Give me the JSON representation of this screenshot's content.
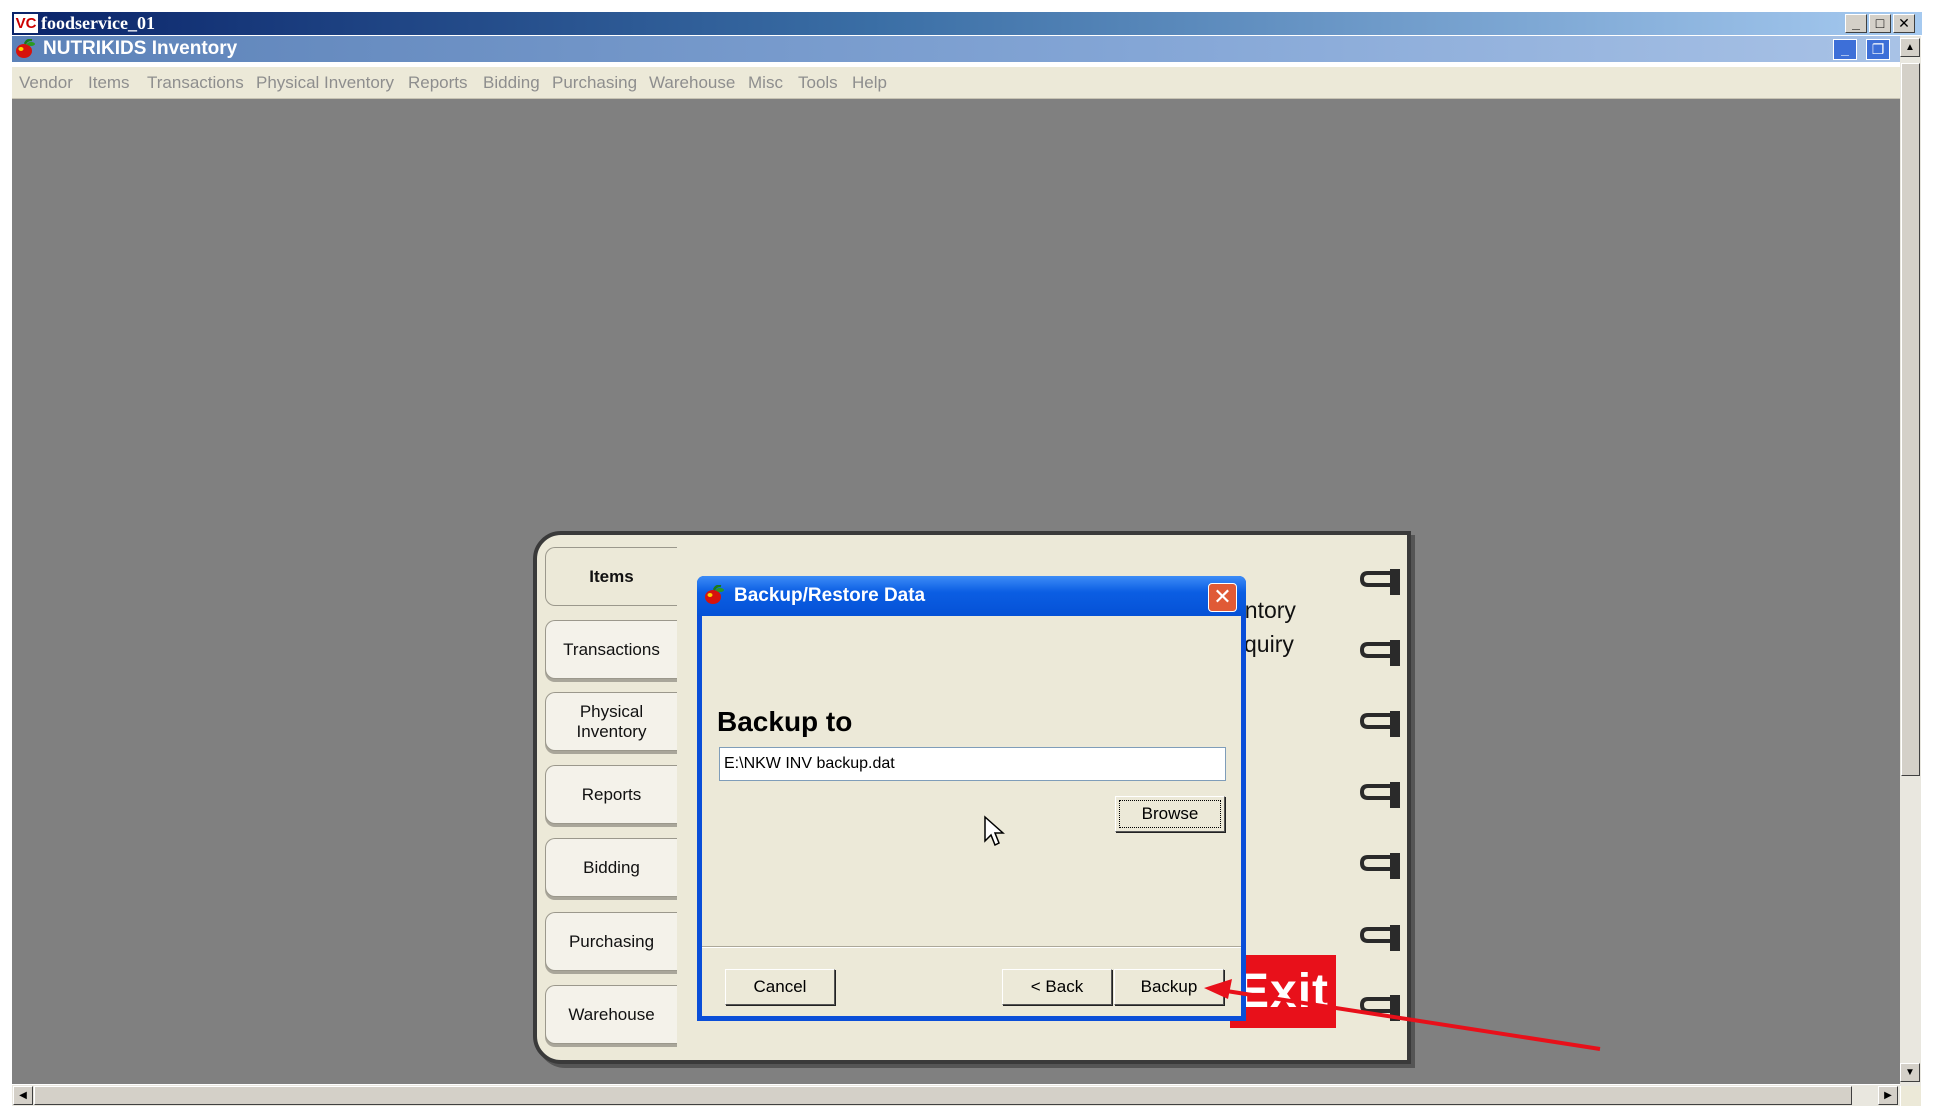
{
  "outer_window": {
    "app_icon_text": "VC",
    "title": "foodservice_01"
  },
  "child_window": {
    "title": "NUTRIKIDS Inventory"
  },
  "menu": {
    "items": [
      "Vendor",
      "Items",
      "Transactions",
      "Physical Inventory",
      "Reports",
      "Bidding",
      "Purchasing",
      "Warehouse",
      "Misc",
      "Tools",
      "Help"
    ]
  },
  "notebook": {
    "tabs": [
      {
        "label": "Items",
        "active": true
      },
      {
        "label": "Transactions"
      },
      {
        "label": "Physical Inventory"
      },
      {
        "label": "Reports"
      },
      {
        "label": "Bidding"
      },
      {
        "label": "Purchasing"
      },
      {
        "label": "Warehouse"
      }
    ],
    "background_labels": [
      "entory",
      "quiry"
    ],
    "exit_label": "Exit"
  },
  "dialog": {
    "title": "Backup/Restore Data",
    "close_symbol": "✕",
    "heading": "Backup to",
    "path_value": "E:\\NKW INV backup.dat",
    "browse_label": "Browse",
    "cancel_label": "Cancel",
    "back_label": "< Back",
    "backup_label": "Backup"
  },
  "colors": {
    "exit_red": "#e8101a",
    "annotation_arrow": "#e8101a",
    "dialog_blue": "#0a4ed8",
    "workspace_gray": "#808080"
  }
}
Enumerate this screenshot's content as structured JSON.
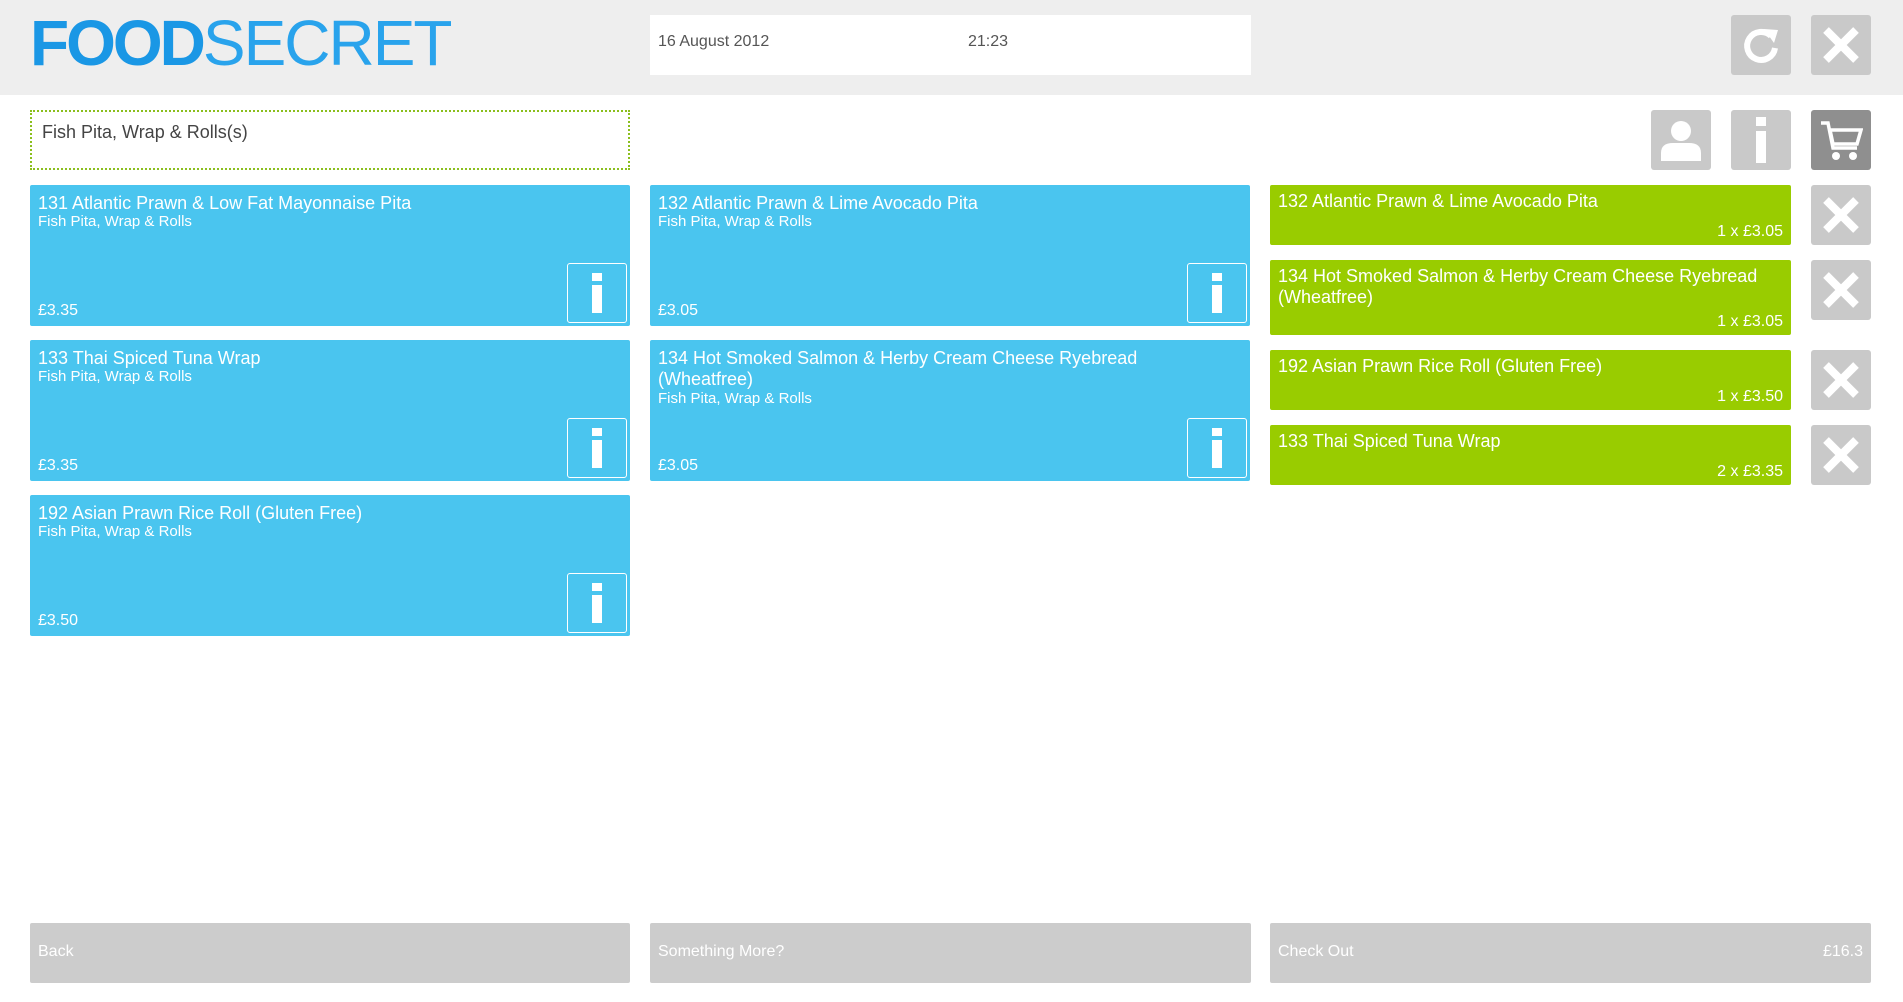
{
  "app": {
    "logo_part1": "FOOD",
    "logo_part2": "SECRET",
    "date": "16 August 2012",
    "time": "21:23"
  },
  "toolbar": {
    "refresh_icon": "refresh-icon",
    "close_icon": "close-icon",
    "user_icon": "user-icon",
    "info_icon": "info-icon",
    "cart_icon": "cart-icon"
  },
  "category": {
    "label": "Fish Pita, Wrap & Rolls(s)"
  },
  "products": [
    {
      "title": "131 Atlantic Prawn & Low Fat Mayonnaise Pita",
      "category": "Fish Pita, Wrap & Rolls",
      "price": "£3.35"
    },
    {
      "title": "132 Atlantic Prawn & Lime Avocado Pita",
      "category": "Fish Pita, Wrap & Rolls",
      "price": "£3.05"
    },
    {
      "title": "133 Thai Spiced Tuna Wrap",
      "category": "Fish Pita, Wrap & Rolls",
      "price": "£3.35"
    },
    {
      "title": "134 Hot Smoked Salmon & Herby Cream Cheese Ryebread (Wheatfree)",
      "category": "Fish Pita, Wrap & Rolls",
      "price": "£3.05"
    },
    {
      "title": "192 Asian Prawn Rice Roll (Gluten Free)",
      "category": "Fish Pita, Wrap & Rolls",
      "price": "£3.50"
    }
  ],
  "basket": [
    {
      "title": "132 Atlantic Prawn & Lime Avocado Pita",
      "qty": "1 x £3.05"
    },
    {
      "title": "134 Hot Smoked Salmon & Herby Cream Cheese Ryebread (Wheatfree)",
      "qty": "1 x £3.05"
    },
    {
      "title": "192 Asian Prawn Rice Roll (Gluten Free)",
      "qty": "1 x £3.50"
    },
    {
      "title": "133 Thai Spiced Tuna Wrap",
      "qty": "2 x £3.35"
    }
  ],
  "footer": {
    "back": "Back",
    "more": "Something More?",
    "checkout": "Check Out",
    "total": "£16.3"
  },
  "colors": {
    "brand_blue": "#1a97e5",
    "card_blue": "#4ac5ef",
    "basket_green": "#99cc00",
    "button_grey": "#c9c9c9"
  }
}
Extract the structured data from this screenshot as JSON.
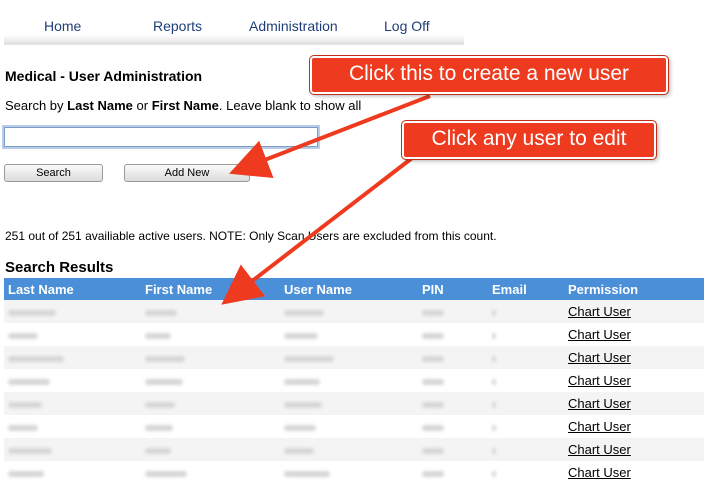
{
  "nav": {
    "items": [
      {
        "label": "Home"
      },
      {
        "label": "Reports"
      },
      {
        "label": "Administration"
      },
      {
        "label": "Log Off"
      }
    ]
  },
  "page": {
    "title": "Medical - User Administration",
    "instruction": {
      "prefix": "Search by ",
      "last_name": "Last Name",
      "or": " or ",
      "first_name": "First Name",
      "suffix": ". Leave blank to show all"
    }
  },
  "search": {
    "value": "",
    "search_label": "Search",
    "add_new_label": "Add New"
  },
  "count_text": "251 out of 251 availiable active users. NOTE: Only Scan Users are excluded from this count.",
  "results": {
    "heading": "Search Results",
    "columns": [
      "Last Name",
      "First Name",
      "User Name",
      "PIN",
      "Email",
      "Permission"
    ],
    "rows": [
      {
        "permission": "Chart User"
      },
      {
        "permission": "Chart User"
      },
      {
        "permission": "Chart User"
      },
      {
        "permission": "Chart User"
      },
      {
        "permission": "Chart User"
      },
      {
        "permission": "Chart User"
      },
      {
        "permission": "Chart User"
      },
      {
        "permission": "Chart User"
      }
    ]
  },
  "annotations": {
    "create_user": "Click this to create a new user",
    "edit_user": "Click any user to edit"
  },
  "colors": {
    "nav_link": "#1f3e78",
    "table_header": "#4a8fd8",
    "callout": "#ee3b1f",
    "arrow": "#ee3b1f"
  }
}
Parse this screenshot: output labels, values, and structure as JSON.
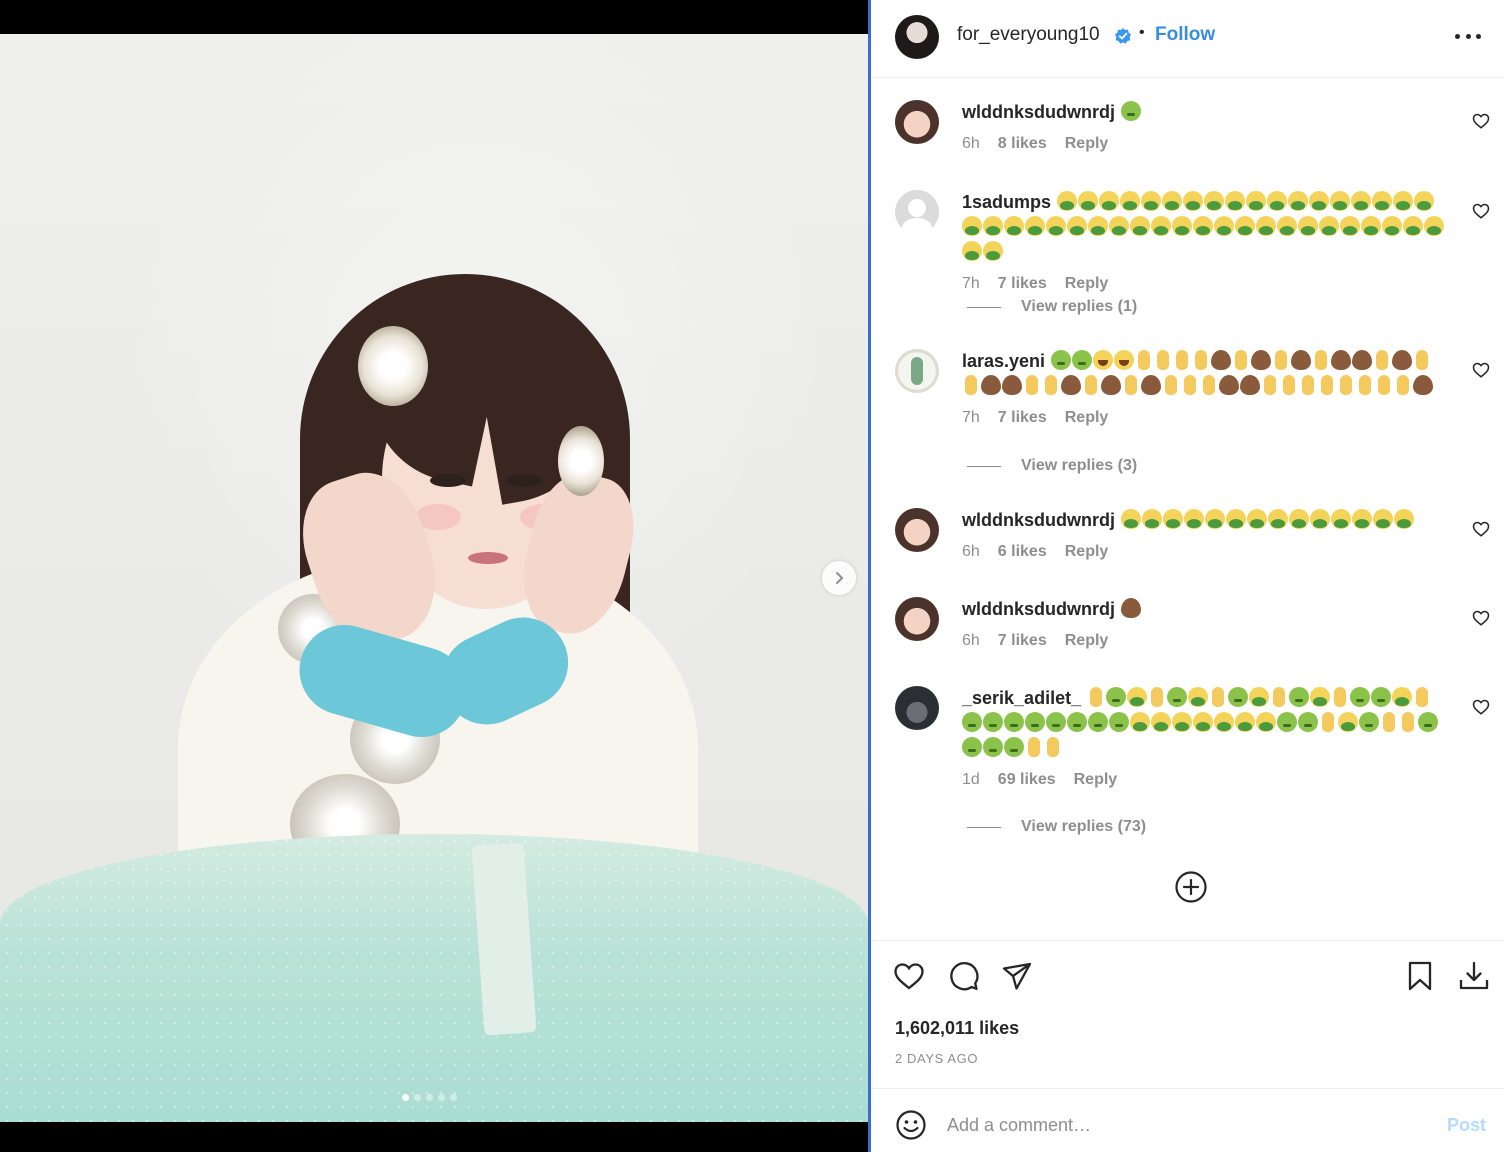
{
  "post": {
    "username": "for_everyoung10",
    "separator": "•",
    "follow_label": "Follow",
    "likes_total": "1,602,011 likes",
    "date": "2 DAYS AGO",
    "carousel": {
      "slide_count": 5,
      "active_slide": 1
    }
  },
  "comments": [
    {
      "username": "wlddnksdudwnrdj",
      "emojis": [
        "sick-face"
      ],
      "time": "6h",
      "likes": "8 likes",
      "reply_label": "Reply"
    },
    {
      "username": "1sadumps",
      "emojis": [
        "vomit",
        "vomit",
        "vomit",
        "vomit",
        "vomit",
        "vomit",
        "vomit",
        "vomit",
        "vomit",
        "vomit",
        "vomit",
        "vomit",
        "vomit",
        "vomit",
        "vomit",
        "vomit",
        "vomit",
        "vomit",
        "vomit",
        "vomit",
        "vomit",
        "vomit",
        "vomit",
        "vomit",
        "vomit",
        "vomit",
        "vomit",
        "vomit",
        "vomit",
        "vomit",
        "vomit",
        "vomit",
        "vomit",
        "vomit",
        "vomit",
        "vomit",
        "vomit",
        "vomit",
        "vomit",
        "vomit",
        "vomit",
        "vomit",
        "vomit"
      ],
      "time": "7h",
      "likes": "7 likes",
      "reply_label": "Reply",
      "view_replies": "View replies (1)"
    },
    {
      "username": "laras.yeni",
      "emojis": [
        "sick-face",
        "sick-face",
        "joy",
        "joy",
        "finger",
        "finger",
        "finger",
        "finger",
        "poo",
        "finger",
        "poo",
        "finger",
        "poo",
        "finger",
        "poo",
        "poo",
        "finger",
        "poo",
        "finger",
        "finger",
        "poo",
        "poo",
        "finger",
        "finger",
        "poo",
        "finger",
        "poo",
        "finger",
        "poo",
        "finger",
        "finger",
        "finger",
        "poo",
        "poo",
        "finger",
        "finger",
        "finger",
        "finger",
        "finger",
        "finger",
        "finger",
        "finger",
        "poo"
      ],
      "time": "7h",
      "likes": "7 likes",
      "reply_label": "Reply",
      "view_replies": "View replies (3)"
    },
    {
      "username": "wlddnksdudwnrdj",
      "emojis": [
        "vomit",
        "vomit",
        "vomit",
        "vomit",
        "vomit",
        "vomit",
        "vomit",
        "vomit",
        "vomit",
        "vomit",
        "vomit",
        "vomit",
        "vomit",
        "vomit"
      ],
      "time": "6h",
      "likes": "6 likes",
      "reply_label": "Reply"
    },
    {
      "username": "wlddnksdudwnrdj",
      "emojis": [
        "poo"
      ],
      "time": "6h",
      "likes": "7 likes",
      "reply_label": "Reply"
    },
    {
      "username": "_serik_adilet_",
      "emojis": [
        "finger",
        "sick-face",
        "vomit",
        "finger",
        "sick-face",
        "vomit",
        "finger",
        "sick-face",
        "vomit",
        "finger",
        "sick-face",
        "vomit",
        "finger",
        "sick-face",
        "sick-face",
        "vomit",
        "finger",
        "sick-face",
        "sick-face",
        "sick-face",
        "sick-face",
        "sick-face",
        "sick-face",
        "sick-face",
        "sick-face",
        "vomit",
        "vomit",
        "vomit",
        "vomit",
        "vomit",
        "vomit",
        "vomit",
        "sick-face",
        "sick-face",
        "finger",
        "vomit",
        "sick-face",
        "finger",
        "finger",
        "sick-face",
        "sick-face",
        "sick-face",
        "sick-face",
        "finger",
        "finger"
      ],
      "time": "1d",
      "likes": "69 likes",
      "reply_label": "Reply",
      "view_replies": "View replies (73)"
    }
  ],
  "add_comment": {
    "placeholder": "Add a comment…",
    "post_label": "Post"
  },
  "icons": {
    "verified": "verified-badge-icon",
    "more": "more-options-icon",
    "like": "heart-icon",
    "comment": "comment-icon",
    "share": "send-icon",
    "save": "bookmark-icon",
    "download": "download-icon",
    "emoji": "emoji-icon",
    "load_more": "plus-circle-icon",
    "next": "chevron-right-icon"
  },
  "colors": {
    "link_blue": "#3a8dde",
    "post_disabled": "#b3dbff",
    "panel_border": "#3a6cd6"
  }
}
====
▸ **Exercise instructions**
List every line above that holds the word "likes".

▸ **Written response**
    "likes_total": "1,602,011 likes",
      "likes": "8 likes",
      "likes": "7 likes",
      "likes": "7 likes",
      "likes": "6 likes",
      "likes": "7 likes",
      "likes": "69 likes",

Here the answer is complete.